[Recorded data]
+ + + +
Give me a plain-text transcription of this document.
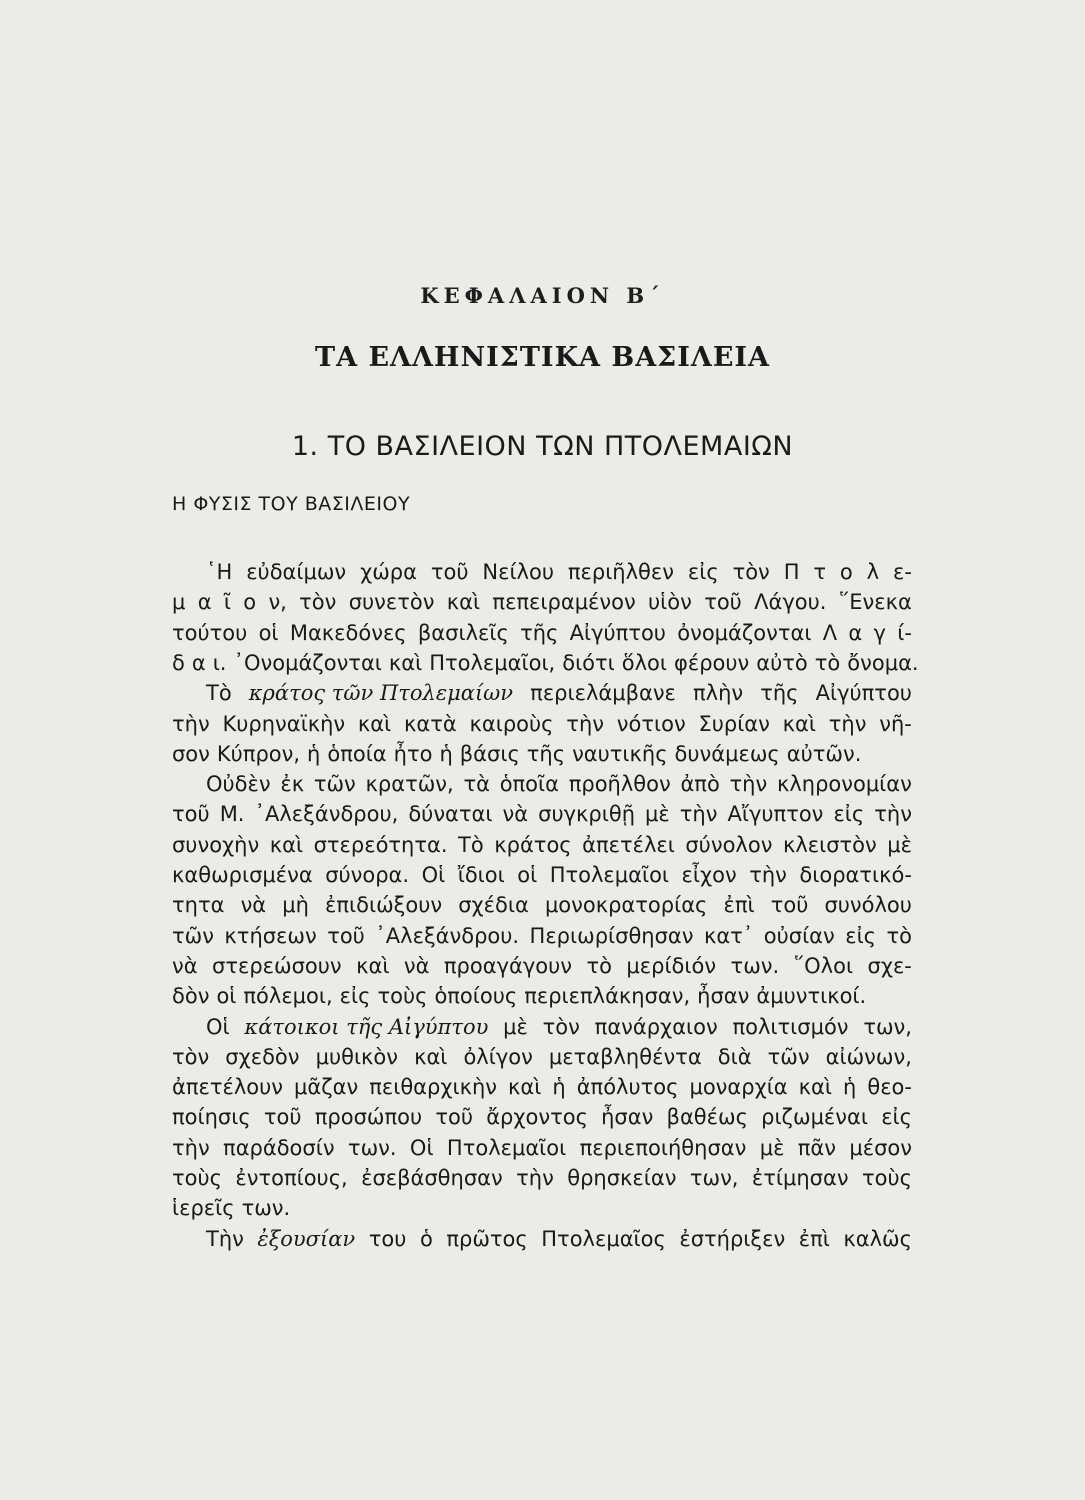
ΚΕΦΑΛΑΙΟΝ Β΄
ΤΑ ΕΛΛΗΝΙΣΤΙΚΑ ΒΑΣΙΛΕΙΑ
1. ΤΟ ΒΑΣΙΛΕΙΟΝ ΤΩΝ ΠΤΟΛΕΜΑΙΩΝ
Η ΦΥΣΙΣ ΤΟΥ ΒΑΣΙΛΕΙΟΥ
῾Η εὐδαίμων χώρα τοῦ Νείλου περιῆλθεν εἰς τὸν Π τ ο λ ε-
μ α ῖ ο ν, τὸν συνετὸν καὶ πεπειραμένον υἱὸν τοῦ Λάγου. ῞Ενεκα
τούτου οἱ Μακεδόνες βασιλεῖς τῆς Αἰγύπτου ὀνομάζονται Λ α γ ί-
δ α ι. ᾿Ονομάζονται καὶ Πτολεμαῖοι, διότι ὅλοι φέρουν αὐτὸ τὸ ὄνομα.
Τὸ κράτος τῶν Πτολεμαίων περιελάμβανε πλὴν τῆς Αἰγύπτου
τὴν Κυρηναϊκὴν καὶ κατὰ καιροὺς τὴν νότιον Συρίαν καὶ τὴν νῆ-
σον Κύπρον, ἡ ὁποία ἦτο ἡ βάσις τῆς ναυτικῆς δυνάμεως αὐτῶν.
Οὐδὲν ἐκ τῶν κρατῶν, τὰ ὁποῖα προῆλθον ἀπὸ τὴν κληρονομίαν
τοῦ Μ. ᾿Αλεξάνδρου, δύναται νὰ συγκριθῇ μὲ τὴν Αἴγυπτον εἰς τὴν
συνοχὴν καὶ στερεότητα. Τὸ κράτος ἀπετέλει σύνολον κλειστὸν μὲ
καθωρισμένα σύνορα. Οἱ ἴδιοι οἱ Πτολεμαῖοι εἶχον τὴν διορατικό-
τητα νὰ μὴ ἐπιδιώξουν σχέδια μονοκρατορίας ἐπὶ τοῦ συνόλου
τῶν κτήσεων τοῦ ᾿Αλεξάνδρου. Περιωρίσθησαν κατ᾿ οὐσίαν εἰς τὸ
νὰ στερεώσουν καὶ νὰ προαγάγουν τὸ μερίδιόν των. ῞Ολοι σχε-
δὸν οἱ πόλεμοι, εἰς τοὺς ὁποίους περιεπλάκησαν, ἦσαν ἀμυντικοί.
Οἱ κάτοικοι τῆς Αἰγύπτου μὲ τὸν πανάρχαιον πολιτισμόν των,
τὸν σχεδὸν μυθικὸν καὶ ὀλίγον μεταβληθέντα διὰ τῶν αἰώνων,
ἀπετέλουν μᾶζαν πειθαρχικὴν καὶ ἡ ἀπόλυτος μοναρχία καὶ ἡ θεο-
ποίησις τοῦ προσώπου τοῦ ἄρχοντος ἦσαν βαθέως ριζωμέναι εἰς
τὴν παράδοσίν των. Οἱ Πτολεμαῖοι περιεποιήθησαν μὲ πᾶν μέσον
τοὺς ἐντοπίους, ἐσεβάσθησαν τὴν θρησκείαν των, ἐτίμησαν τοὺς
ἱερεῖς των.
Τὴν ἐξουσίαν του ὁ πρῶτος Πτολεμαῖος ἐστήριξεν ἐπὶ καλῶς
+ + + +
Find the string "ἦσαν" in the entries above and return each line that holds it.

δὸν οἱ πόλεμοι, εἰς τοὺς ὁποίους περιεπλάκησαν, ἦσαν ἀμυντικοί.
ποίησις τοῦ προσώπου τοῦ ἄρχοντος ἦσαν βαθέως ριζωμέναι εἰς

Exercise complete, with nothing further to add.